(INSTRUCTIONS FOR THE TASK): Pictures do not belong in the copy; quote every entry below exactly.
────────────────────
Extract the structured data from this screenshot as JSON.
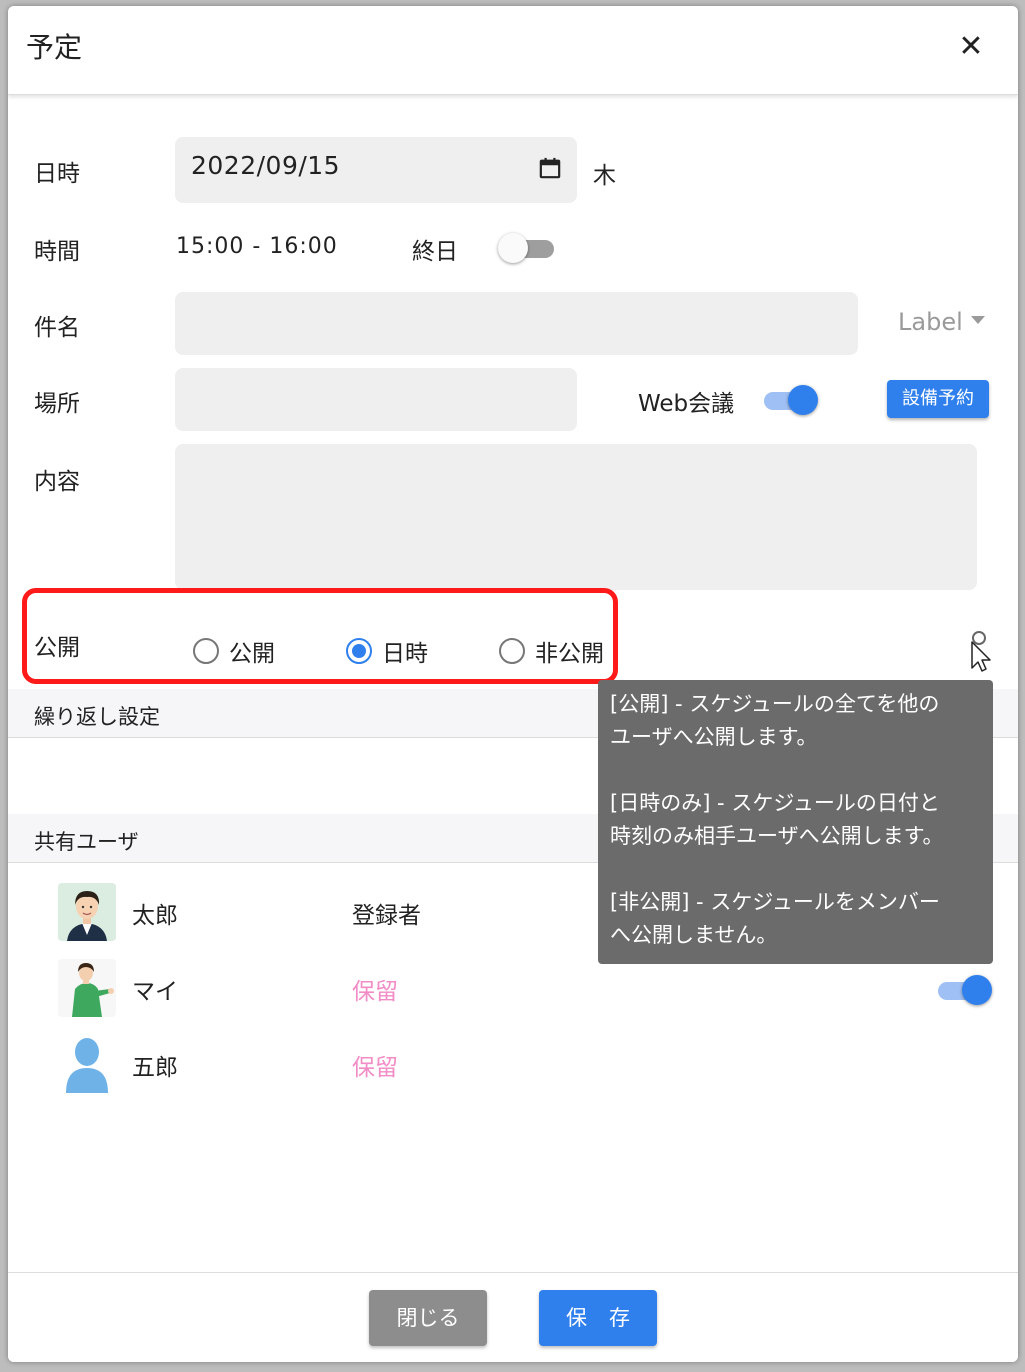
{
  "dialog": {
    "title": "予定",
    "close_glyph": "✕"
  },
  "form": {
    "date_label": "日時",
    "date_value": "2022/09/15",
    "weekday": "木",
    "time_label": "時間",
    "time_value": "15:00 - 16:00",
    "allday_label": "終日",
    "allday_on": false,
    "subject_label": "件名",
    "subject_value": "",
    "label_select": "Label",
    "place_label": "場所",
    "place_value": "",
    "webmeeting_label": "Web会議",
    "webmeeting_on": true,
    "facility_button": "設備予約",
    "content_label": "内容",
    "content_value": "",
    "visibility_label": "公開",
    "visibility_options": [
      "公開",
      "日時",
      "非公開"
    ],
    "visibility_selected": "日時"
  },
  "sections": {
    "repeat": "繰り返し設定",
    "shared": "共有ユーザ"
  },
  "users": [
    {
      "name": "太郎",
      "status": "登録者",
      "status_color": "#222222"
    },
    {
      "name": "マイ",
      "status": "保留",
      "status_color": "#f28cc6",
      "toggle_on": true
    },
    {
      "name": "五郎",
      "status": "保留",
      "status_color": "#f28cc6"
    }
  ],
  "tooltip": {
    "line1": "[公開] - スケジュールの全てを他の",
    "line2": "ユーザへ公開します。",
    "line3": "[日時のみ] - スケジュールの日付と",
    "line4": "時刻のみ相手ユーザへ公開します。",
    "line5": "[非公開] - スケジュールをメンバー",
    "line6": "へ公開しません。"
  },
  "footer": {
    "close_label": "閉じる",
    "save_label": "保存"
  },
  "colors": {
    "accent": "#2f80ed",
    "highlight": "#ff1a1a",
    "pending": "#f28cc6"
  }
}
────────────────────
(EXPECTED ANSWER):
Extract the structured data from this screenshot as JSON.
{
  "dialog": {
    "title": "予定",
    "close_glyph": "✕"
  },
  "form": {
    "date_label": "日時",
    "date_value": "2022/09/15",
    "weekday": "木",
    "time_label": "時間",
    "time_value": "15:00 - 16:00",
    "allday_label": "終日",
    "allday_on": false,
    "subject_label": "件名",
    "subject_value": "",
    "label_select": "Label",
    "place_label": "場所",
    "place_value": "",
    "webmeeting_label": "Web会議",
    "webmeeting_on": true,
    "facility_button": "設備予約",
    "content_label": "内容",
    "content_value": "",
    "visibility_label": "公開",
    "visibility_options": [
      "公開",
      "日時",
      "非公開"
    ],
    "visibility_selected": "日時"
  },
  "sections": {
    "repeat": "繰り返し設定",
    "shared": "共有ユーザ"
  },
  "users": [
    {
      "name": "太郎",
      "status": "登録者",
      "status_color": "#222222"
    },
    {
      "name": "マイ",
      "status": "保留",
      "status_color": "#f28cc6",
      "toggle_on": true
    },
    {
      "name": "五郎",
      "status": "保留",
      "status_color": "#f28cc6"
    }
  ],
  "tooltip": {
    "line1": "[公開] - スケジュールの全てを他の",
    "line2": "ユーザへ公開します。",
    "line3": "[日時のみ] - スケジュールの日付と",
    "line4": "時刻のみ相手ユーザへ公開します。",
    "line5": "[非公開] - スケジュールをメンバー",
    "line6": "へ公開しません。"
  },
  "footer": {
    "close_label": "閉じる",
    "save_label": "保存"
  },
  "colors": {
    "accent": "#2f80ed",
    "highlight": "#ff1a1a",
    "pending": "#f28cc6"
  }
}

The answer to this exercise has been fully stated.